Records from a dataset:
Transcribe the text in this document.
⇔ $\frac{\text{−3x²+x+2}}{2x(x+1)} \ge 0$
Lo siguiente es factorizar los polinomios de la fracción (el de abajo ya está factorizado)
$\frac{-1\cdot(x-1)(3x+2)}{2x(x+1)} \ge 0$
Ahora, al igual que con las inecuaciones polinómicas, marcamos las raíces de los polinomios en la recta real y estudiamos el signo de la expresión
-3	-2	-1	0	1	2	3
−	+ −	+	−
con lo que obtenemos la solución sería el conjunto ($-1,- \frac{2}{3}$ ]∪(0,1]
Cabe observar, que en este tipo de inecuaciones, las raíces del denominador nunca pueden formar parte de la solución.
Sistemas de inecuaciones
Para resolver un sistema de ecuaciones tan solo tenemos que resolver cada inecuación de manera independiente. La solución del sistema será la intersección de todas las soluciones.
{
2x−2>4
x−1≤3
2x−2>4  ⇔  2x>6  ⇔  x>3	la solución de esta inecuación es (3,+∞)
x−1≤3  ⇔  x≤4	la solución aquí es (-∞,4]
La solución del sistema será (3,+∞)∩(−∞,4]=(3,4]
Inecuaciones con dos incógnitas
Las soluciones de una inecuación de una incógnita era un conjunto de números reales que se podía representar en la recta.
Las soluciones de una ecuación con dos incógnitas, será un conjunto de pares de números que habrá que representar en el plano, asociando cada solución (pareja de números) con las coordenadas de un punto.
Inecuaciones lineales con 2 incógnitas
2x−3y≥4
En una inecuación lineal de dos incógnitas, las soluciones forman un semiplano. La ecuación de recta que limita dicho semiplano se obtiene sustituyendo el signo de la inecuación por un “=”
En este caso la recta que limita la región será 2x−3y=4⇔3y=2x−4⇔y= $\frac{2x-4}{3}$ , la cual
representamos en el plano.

...

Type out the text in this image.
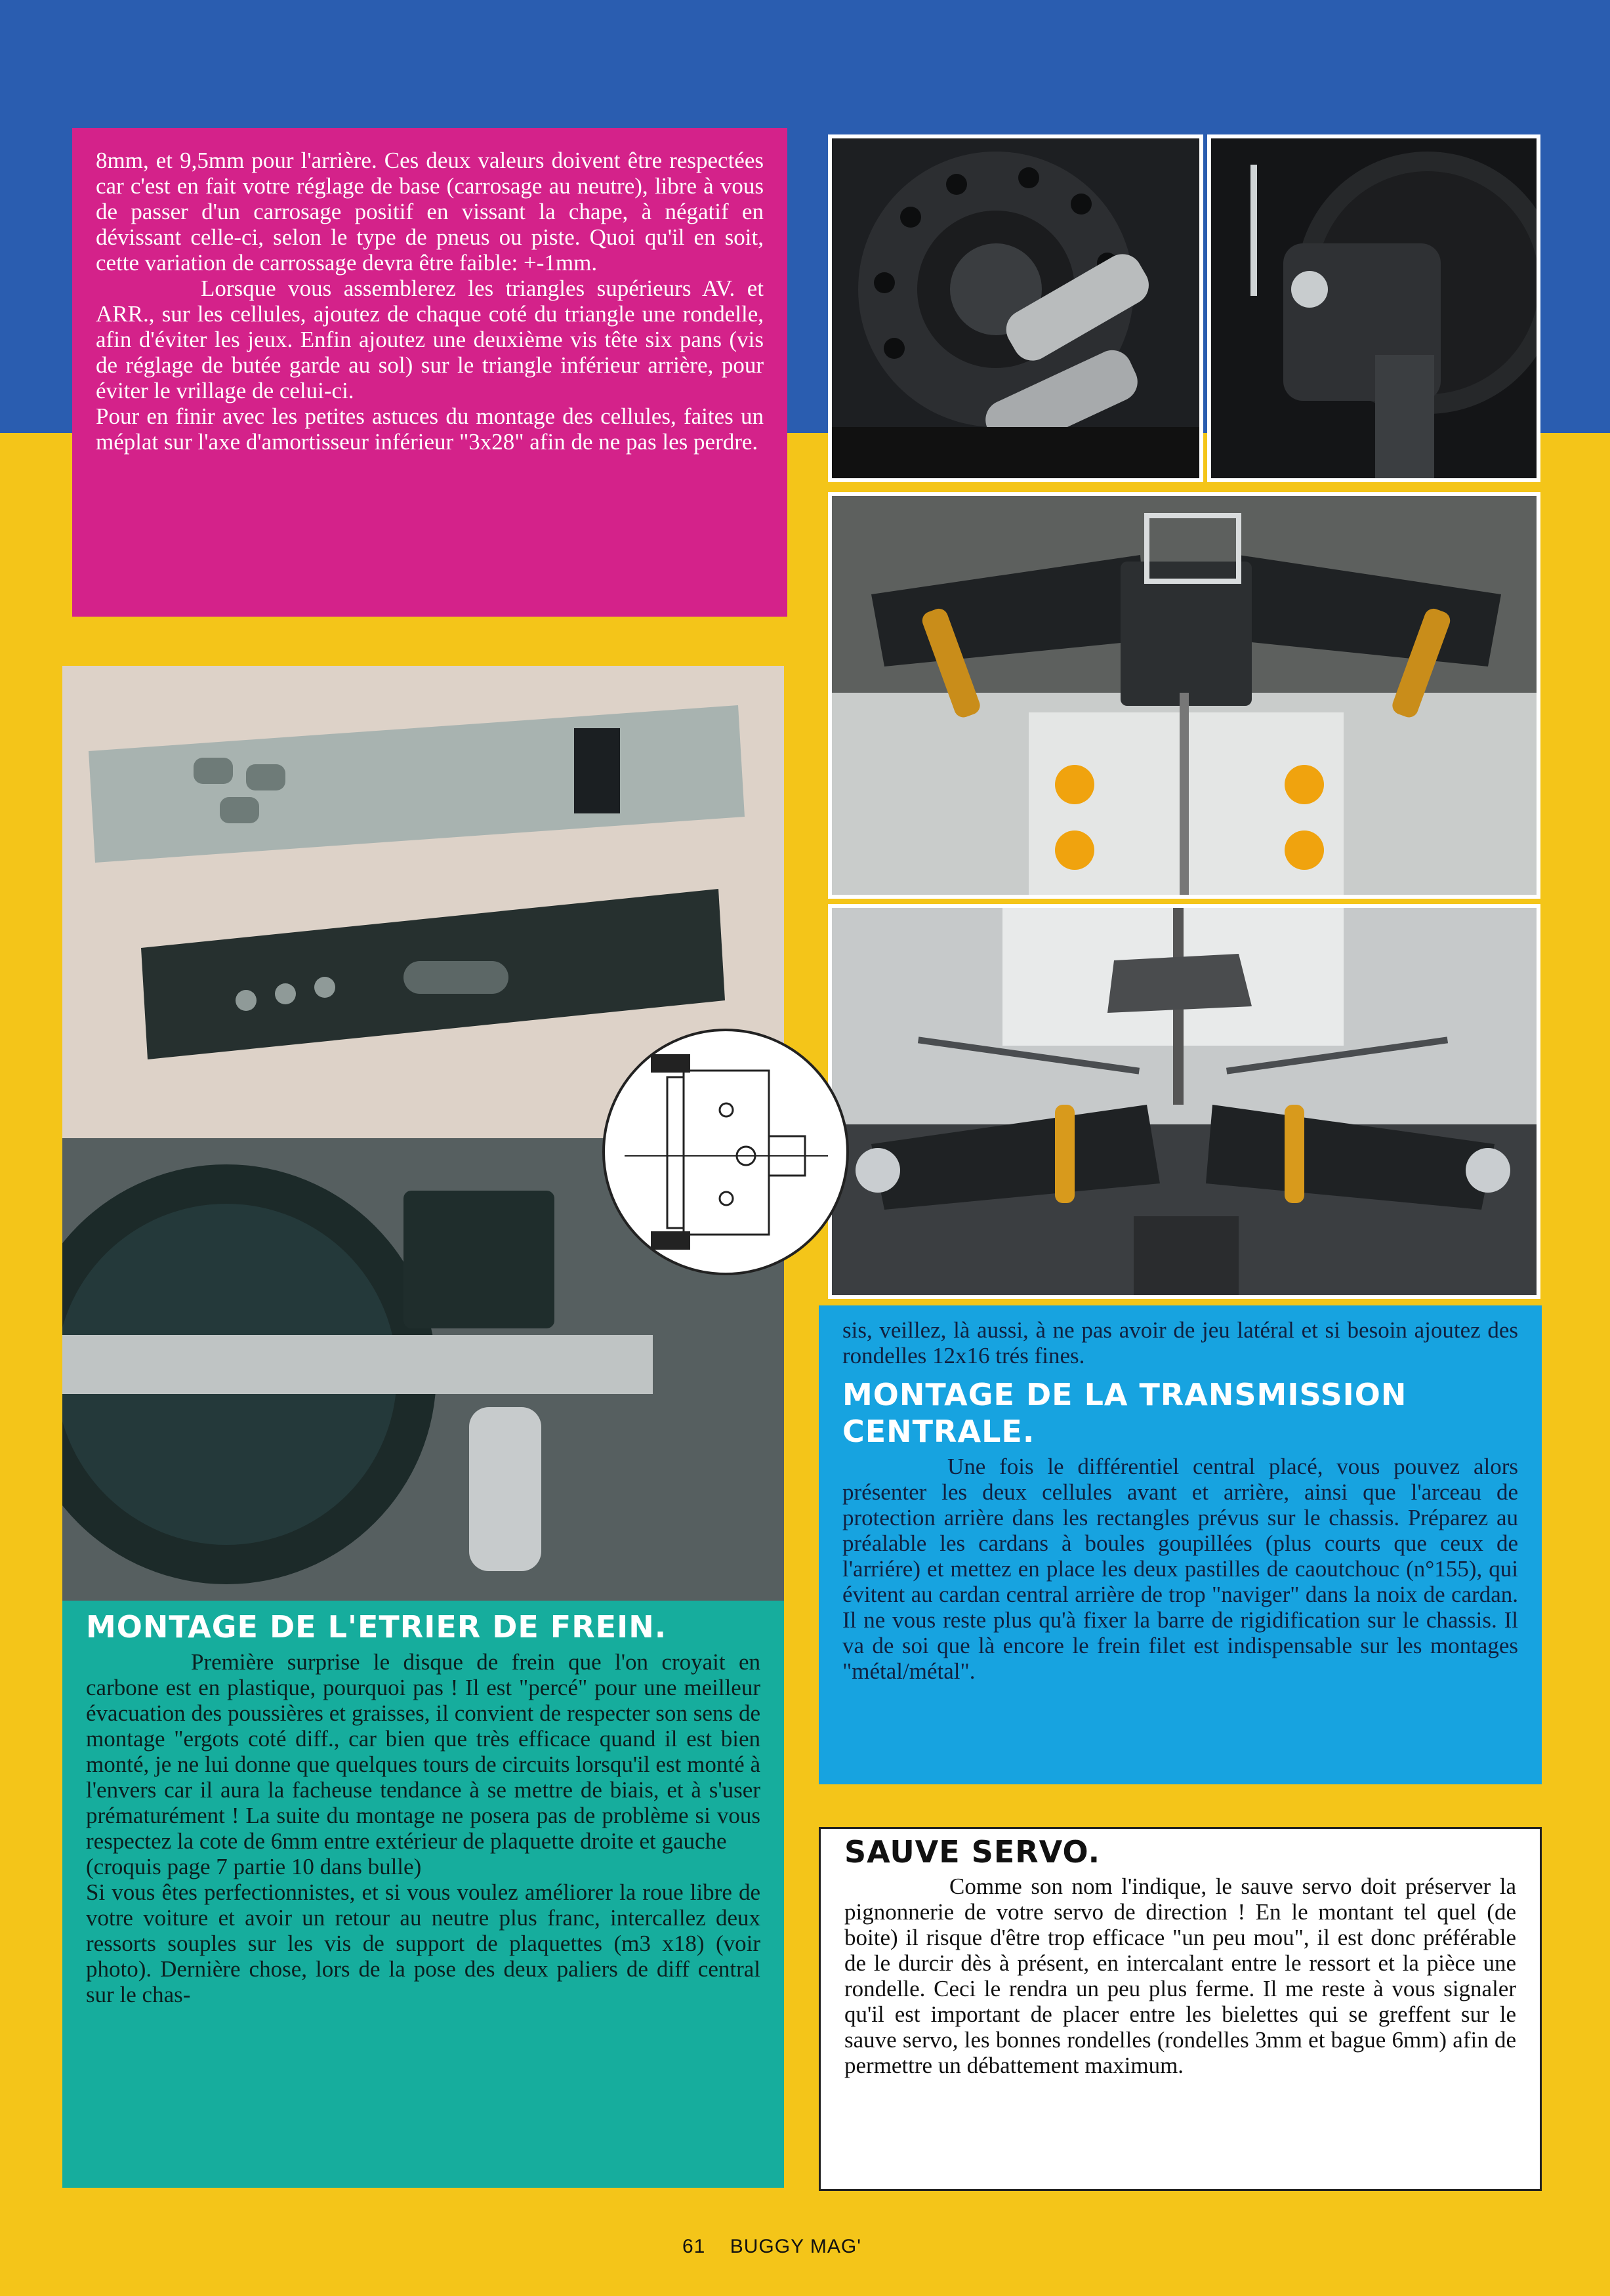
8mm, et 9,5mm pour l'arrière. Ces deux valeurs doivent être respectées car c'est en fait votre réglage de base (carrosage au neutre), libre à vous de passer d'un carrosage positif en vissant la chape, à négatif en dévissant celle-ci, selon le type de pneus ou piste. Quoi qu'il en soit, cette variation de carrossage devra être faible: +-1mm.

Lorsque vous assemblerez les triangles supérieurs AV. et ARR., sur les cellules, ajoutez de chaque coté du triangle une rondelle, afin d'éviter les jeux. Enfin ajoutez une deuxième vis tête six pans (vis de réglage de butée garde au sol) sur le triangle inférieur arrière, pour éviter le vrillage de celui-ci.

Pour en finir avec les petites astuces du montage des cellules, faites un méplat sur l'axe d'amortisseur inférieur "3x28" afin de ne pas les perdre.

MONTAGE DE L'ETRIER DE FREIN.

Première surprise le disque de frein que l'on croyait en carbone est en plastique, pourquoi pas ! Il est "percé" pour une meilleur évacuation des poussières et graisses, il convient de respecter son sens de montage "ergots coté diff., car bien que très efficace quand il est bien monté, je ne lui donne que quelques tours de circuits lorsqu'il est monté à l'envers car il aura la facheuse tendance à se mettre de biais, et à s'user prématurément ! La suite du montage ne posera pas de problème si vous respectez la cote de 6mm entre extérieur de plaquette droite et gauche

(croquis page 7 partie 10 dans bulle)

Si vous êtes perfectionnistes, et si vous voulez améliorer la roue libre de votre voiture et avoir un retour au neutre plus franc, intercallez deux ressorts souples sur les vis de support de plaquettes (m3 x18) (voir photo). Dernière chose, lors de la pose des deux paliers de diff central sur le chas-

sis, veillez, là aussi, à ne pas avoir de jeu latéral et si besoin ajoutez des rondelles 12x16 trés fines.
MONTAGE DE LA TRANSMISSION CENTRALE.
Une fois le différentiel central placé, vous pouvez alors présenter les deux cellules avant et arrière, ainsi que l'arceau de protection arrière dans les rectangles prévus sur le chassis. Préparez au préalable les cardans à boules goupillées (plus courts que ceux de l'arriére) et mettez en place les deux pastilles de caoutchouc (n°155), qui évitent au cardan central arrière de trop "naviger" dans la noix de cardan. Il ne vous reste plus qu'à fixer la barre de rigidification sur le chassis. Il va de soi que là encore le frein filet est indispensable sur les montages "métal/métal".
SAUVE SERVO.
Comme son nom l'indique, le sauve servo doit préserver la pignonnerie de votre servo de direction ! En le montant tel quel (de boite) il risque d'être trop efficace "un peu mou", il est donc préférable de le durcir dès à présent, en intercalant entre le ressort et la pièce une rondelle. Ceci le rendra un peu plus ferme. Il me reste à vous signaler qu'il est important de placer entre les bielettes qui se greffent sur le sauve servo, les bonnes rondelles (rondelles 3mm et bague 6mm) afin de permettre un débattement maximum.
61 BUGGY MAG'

* * *

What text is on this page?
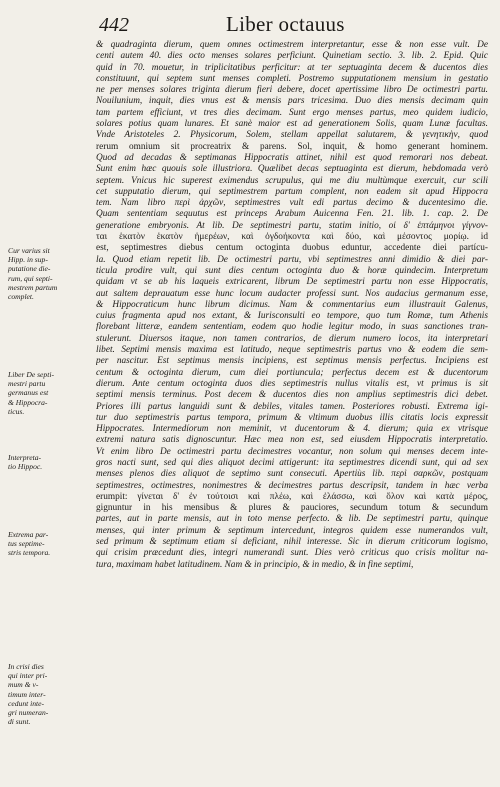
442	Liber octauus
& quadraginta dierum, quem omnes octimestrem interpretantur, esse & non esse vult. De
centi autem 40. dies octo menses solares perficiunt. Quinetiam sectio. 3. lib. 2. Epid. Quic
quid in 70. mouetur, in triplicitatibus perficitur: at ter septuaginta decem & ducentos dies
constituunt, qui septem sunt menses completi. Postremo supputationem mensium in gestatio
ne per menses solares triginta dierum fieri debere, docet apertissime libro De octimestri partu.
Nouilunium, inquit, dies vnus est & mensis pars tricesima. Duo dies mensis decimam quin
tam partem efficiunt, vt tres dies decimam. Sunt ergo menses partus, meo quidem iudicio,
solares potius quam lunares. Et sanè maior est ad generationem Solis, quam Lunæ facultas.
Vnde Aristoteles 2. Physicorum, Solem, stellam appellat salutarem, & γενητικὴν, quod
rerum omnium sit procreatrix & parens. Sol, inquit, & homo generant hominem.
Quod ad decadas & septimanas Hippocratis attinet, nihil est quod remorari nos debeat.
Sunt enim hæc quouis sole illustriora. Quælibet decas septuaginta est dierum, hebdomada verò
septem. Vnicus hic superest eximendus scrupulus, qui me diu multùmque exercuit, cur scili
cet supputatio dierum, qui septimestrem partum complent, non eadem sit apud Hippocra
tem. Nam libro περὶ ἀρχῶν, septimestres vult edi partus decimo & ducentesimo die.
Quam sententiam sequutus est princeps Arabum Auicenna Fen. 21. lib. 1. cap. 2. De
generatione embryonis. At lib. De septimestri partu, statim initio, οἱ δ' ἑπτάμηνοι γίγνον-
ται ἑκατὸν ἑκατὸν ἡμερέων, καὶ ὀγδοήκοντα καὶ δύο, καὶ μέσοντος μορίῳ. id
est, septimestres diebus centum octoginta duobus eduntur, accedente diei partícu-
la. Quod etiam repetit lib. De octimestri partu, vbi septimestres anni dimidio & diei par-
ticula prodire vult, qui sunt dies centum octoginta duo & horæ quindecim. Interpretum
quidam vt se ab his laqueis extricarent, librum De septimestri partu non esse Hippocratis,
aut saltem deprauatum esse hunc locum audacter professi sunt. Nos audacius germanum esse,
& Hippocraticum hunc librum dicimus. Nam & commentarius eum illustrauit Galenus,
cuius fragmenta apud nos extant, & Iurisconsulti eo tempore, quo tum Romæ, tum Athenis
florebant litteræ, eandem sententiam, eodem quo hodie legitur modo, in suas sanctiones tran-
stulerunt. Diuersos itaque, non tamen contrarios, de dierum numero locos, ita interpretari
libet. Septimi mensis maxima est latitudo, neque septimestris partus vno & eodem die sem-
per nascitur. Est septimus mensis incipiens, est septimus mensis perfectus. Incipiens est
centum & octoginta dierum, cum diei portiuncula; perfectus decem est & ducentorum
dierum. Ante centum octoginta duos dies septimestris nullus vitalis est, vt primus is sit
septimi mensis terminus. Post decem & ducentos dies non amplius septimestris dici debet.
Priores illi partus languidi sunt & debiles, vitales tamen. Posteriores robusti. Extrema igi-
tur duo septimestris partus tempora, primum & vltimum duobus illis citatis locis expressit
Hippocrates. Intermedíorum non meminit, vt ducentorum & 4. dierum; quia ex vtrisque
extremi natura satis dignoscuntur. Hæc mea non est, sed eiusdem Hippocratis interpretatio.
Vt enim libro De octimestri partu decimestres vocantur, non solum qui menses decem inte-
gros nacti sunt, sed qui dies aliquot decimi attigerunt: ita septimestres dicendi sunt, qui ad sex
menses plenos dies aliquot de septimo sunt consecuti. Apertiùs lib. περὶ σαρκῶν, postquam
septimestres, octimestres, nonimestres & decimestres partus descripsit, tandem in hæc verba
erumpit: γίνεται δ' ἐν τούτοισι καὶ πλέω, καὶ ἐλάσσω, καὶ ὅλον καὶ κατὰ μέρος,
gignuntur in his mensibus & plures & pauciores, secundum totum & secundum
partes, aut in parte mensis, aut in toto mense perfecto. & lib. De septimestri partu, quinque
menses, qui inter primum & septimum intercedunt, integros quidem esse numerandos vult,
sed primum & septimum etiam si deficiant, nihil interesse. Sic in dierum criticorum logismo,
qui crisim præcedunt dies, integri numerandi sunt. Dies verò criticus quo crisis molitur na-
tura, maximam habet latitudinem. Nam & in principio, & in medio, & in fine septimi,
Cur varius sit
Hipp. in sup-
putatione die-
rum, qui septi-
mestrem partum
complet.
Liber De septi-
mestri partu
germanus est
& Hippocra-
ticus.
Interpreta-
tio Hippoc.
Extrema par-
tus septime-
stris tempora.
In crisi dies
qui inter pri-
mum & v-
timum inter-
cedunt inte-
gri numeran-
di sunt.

* **Exercise objective**
In the records shown above, how many lines include the word "tamen"? Answer with the number only.

* **Exercise solution**
2